REQUEST
Keep the images out and copy every entry below exactly.

## START INPUT

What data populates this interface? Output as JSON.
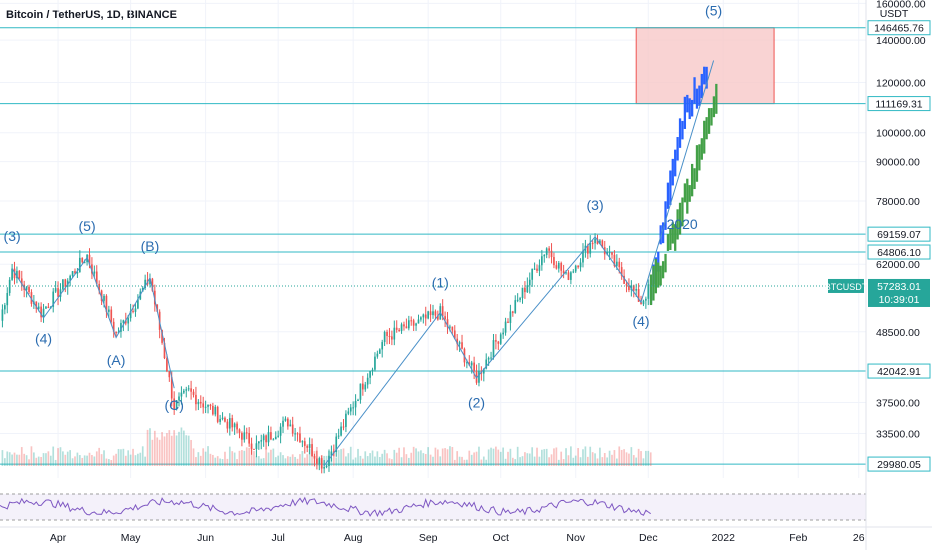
{
  "header": {
    "title": "Bitcoin / TetherUS, 1D, BINANCE",
    "currency": "USDT"
  },
  "colors": {
    "up": "#26a69a",
    "down": "#ef5350",
    "level": "#31b9c4",
    "wave": "#4a90c8",
    "wave_text": "#2b6cb0",
    "proj_blue": "#2962ff",
    "proj_green": "#43a047",
    "target_fill": "#f8c8c8",
    "target_stroke": "#ef5350",
    "rsi": "#7e57c2"
  },
  "chart_data": {
    "type": "candlestick",
    "symbol": "BTCUSDT",
    "timeframe": "1D",
    "exchange": "BINANCE",
    "y_scale": "log",
    "ylim": [
      28500,
      162000
    ],
    "x_range": [
      "2021-03-08",
      "2022-03-01"
    ],
    "x_ticks": [
      {
        "date": "2021-04-01",
        "label": "Apr"
      },
      {
        "date": "2021-05-01",
        "label": "May"
      },
      {
        "date": "2021-06-01",
        "label": "Jun"
      },
      {
        "date": "2021-07-01",
        "label": "Jul"
      },
      {
        "date": "2021-08-01",
        "label": "Aug"
      },
      {
        "date": "2021-09-01",
        "label": "Sep"
      },
      {
        "date": "2021-10-01",
        "label": "Oct"
      },
      {
        "date": "2021-11-01",
        "label": "Nov"
      },
      {
        "date": "2021-12-01",
        "label": "Dec"
      },
      {
        "date": "2022-01-01",
        "label": "2022"
      },
      {
        "date": "2022-02-01",
        "label": "Feb"
      },
      {
        "date": "2022-02-26",
        "label": "26"
      }
    ],
    "y_ticks": [
      "33500.00",
      "37500.00",
      "48500.00",
      "62000.00",
      "78000.00",
      "90000.00",
      "100000.00",
      "120000.00",
      "140000.00",
      "160000.00"
    ],
    "price_anchors": [
      [
        "2021-03-08",
        50500
      ],
      [
        "2021-03-13",
        61000
      ],
      [
        "2021-03-25",
        52000
      ],
      [
        "2021-04-13",
        64000
      ],
      [
        "2021-04-25",
        48000
      ],
      [
        "2021-05-09",
        59000
      ],
      [
        "2021-05-19",
        37000
      ],
      [
        "2021-05-25",
        39000
      ],
      [
        "2021-06-22",
        32000
      ],
      [
        "2021-07-05",
        35000
      ],
      [
        "2021-07-20",
        29800
      ],
      [
        "2021-08-14",
        47500
      ],
      [
        "2021-09-06",
        52000
      ],
      [
        "2021-09-21",
        41000
      ],
      [
        "2021-10-20",
        66000
      ],
      [
        "2021-10-28",
        59000
      ],
      [
        "2021-11-09",
        68500
      ],
      [
        "2021-11-28",
        54000
      ],
      [
        "2021-12-02",
        57283
      ]
    ],
    "horizontal_levels": [
      "146465.76",
      "111169.31",
      "69159.07",
      "64806.10",
      "42042.91",
      "29980.05"
    ],
    "current_price": {
      "symbol": "BTCUSDT",
      "price": "57283.01",
      "countdown": "10:39:01"
    },
    "target_zone": {
      "x_from": "2021-11-26",
      "x_to": "2022-01-22",
      "y_from": 111169.31,
      "y_to": 146465.76
    },
    "wave_lines": [
      {
        "points": [
          [
            "2021-03-13",
            61000
          ],
          [
            "2021-03-26",
            51000
          ],
          [
            "2021-04-13",
            63500
          ],
          [
            "2021-04-25",
            47500
          ],
          [
            "2021-05-09",
            59000
          ],
          [
            "2021-05-19",
            39500
          ]
        ]
      },
      {
        "points": [
          [
            "2021-07-20",
            29800
          ],
          [
            "2021-09-06",
            52000
          ],
          [
            "2021-09-21",
            41000
          ],
          [
            "2021-11-09",
            68500
          ],
          [
            "2021-11-28",
            54000
          ],
          [
            "2021-12-28",
            130000
          ]
        ]
      }
    ],
    "wave_labels": [
      {
        "text": "(3)",
        "date": "2021-03-13",
        "price": 67500
      },
      {
        "text": "(4)",
        "date": "2021-03-26",
        "price": 46500
      },
      {
        "text": "(5)",
        "date": "2021-04-13",
        "price": 70000
      },
      {
        "text": "(A)",
        "date": "2021-04-25",
        "price": 43000
      },
      {
        "text": "(B)",
        "date": "2021-05-09",
        "price": 65000
      },
      {
        "text": "(C)",
        "date": "2021-05-19",
        "price": 36500
      },
      {
        "text": "(1)",
        "date": "2021-09-06",
        "price": 57000
      },
      {
        "text": "(2)",
        "date": "2021-09-21",
        "price": 36800
      },
      {
        "text": "(3)",
        "date": "2021-11-09",
        "price": 75500
      },
      {
        "text": "(4)",
        "date": "2021-11-28",
        "price": 49500
      },
      {
        "text": "(5)",
        "date": "2021-12-28",
        "price": 153000
      },
      {
        "text": "2020",
        "date": "2021-12-15",
        "price": 70500
      }
    ],
    "projection": {
      "blue": [
        [
          "2021-12-02",
          55000
        ],
        [
          "2021-12-08",
          75000
        ],
        [
          "2021-12-13",
          95000
        ],
        [
          "2021-12-17",
          112000
        ],
        [
          "2021-12-22",
          116000
        ],
        [
          "2021-12-26",
          128000
        ]
      ],
      "green": [
        [
          "2021-12-02",
          57000
        ],
        [
          "2021-12-10",
          66000
        ],
        [
          "2021-12-17",
          80000
        ],
        [
          "2021-12-24",
          98000
        ],
        [
          "2021-12-30",
          118000
        ]
      ]
    },
    "rsi": {
      "visible": true
    }
  }
}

## END INPUT

ANSWER TO THIS TASK
What data populates this interface? Output as JSON.
{
  "header": {
    "title": "Bitcoin / TetherUS, 1D, BINANCE",
    "currency": "USDT"
  },
  "colors": {
    "up": "#26a69a",
    "down": "#ef5350",
    "level": "#31b9c4",
    "wave": "#4a90c8",
    "wave_text": "#2b6cb0",
    "proj_blue": "#2962ff",
    "proj_green": "#43a047",
    "target_fill": "#f8c8c8",
    "target_stroke": "#ef5350",
    "rsi": "#7e57c2"
  },
  "chart_data": {
    "type": "candlestick",
    "symbol": "BTCUSDT",
    "timeframe": "1D",
    "exchange": "BINANCE",
    "y_scale": "log",
    "ylim": [
      28500,
      162000
    ],
    "x_range": [
      "2021-03-08",
      "2022-03-01"
    ],
    "x_ticks": [
      {
        "date": "2021-04-01",
        "label": "Apr"
      },
      {
        "date": "2021-05-01",
        "label": "May"
      },
      {
        "date": "2021-06-01",
        "label": "Jun"
      },
      {
        "date": "2021-07-01",
        "label": "Jul"
      },
      {
        "date": "2021-08-01",
        "label": "Aug"
      },
      {
        "date": "2021-09-01",
        "label": "Sep"
      },
      {
        "date": "2021-10-01",
        "label": "Oct"
      },
      {
        "date": "2021-11-01",
        "label": "Nov"
      },
      {
        "date": "2021-12-01",
        "label": "Dec"
      },
      {
        "date": "2022-01-01",
        "label": "2022"
      },
      {
        "date": "2022-02-01",
        "label": "Feb"
      },
      {
        "date": "2022-02-26",
        "label": "26"
      }
    ],
    "y_ticks": [
      "33500.00",
      "37500.00",
      "48500.00",
      "62000.00",
      "78000.00",
      "90000.00",
      "100000.00",
      "120000.00",
      "140000.00",
      "160000.00"
    ],
    "price_anchors": [
      [
        "2021-03-08",
        50500
      ],
      [
        "2021-03-13",
        61000
      ],
      [
        "2021-03-25",
        52000
      ],
      [
        "2021-04-13",
        64000
      ],
      [
        "2021-04-25",
        48000
      ],
      [
        "2021-05-09",
        59000
      ],
      [
        "2021-05-19",
        37000
      ],
      [
        "2021-05-25",
        39000
      ],
      [
        "2021-06-22",
        32000
      ],
      [
        "2021-07-05",
        35000
      ],
      [
        "2021-07-20",
        29800
      ],
      [
        "2021-08-14",
        47500
      ],
      [
        "2021-09-06",
        52000
      ],
      [
        "2021-09-21",
        41000
      ],
      [
        "2021-10-20",
        66000
      ],
      [
        "2021-10-28",
        59000
      ],
      [
        "2021-11-09",
        68500
      ],
      [
        "2021-11-28",
        54000
      ],
      [
        "2021-12-02",
        57283
      ]
    ],
    "horizontal_levels": [
      "146465.76",
      "111169.31",
      "69159.07",
      "64806.10",
      "42042.91",
      "29980.05"
    ],
    "current_price": {
      "symbol": "BTCUSDT",
      "price": "57283.01",
      "countdown": "10:39:01"
    },
    "target_zone": {
      "x_from": "2021-11-26",
      "x_to": "2022-01-22",
      "y_from": 111169.31,
      "y_to": 146465.76
    },
    "wave_lines": [
      {
        "points": [
          [
            "2021-03-13",
            61000
          ],
          [
            "2021-03-26",
            51000
          ],
          [
            "2021-04-13",
            63500
          ],
          [
            "2021-04-25",
            47500
          ],
          [
            "2021-05-09",
            59000
          ],
          [
            "2021-05-19",
            39500
          ]
        ]
      },
      {
        "points": [
          [
            "2021-07-20",
            29800
          ],
          [
            "2021-09-06",
            52000
          ],
          [
            "2021-09-21",
            41000
          ],
          [
            "2021-11-09",
            68500
          ],
          [
            "2021-11-28",
            54000
          ],
          [
            "2021-12-28",
            130000
          ]
        ]
      }
    ],
    "wave_labels": [
      {
        "text": "(3)",
        "date": "2021-03-13",
        "price": 67500
      },
      {
        "text": "(4)",
        "date": "2021-03-26",
        "price": 46500
      },
      {
        "text": "(5)",
        "date": "2021-04-13",
        "price": 70000
      },
      {
        "text": "(A)",
        "date": "2021-04-25",
        "price": 43000
      },
      {
        "text": "(B)",
        "date": "2021-05-09",
        "price": 65000
      },
      {
        "text": "(C)",
        "date": "2021-05-19",
        "price": 36500
      },
      {
        "text": "(1)",
        "date": "2021-09-06",
        "price": 57000
      },
      {
        "text": "(2)",
        "date": "2021-09-21",
        "price": 36800
      },
      {
        "text": "(3)",
        "date": "2021-11-09",
        "price": 75500
      },
      {
        "text": "(4)",
        "date": "2021-11-28",
        "price": 49500
      },
      {
        "text": "(5)",
        "date": "2021-12-28",
        "price": 153000
      },
      {
        "text": "2020",
        "date": "2021-12-15",
        "price": 70500
      }
    ],
    "projection": {
      "blue": [
        [
          "2021-12-02",
          55000
        ],
        [
          "2021-12-08",
          75000
        ],
        [
          "2021-12-13",
          95000
        ],
        [
          "2021-12-17",
          112000
        ],
        [
          "2021-12-22",
          116000
        ],
        [
          "2021-12-26",
          128000
        ]
      ],
      "green": [
        [
          "2021-12-02",
          57000
        ],
        [
          "2021-12-10",
          66000
        ],
        [
          "2021-12-17",
          80000
        ],
        [
          "2021-12-24",
          98000
        ],
        [
          "2021-12-30",
          118000
        ]
      ]
    },
    "rsi": {
      "visible": true
    }
  }
}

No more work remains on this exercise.